Required work:
Drop every picture, then transcribe the remaining data exactly.

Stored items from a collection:
--- BEGIN ---

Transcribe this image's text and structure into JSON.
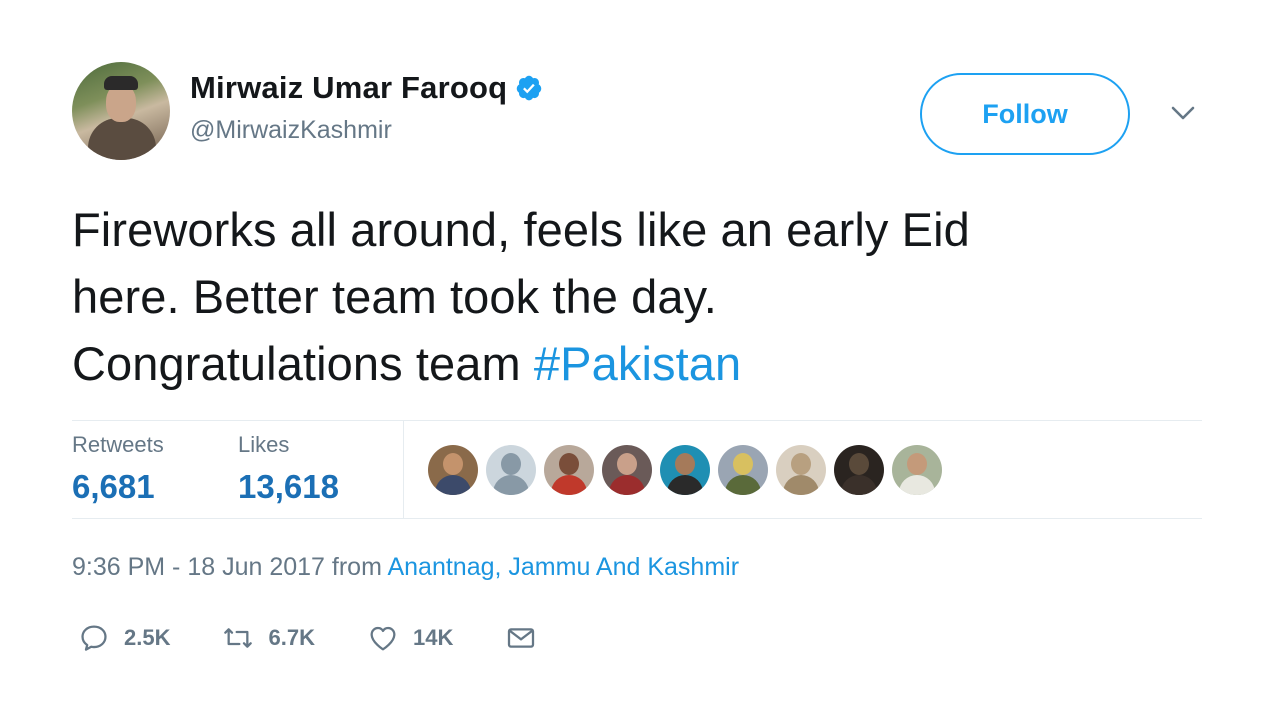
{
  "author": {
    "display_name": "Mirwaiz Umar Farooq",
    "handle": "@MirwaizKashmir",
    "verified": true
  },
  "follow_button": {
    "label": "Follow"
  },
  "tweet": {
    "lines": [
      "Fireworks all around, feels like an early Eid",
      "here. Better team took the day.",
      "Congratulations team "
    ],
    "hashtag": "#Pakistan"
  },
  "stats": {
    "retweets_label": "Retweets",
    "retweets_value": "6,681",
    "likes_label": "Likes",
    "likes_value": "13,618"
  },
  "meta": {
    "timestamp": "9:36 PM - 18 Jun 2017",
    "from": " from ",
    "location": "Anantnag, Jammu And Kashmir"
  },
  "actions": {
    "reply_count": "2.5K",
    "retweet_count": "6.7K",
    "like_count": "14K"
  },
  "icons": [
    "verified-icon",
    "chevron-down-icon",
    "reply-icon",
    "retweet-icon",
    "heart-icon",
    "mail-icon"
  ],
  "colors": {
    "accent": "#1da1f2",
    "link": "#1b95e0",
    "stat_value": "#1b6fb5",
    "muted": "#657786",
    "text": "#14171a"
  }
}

--- END ---

Task result:
Transcribe this image's text and structure into JSON.
{
  "author": {
    "display_name": "Mirwaiz Umar Farooq",
    "handle": "@MirwaizKashmir",
    "verified": true
  },
  "follow_button": {
    "label": "Follow"
  },
  "tweet": {
    "lines": [
      "Fireworks all around, feels like an early Eid",
      "here. Better team took the day.",
      "Congratulations team "
    ],
    "hashtag": "#Pakistan"
  },
  "stats": {
    "retweets_label": "Retweets",
    "retweets_value": "6,681",
    "likes_label": "Likes",
    "likes_value": "13,618"
  },
  "meta": {
    "timestamp": "9:36 PM - 18 Jun 2017",
    "from": " from ",
    "location": "Anantnag, Jammu And Kashmir"
  },
  "actions": {
    "reply_count": "2.5K",
    "retweet_count": "6.7K",
    "like_count": "14K"
  },
  "icons": [
    "verified-icon",
    "chevron-down-icon",
    "reply-icon",
    "retweet-icon",
    "heart-icon",
    "mail-icon"
  ],
  "colors": {
    "accent": "#1da1f2",
    "link": "#1b95e0",
    "stat_value": "#1b6fb5",
    "muted": "#657786",
    "text": "#14171a"
  }
}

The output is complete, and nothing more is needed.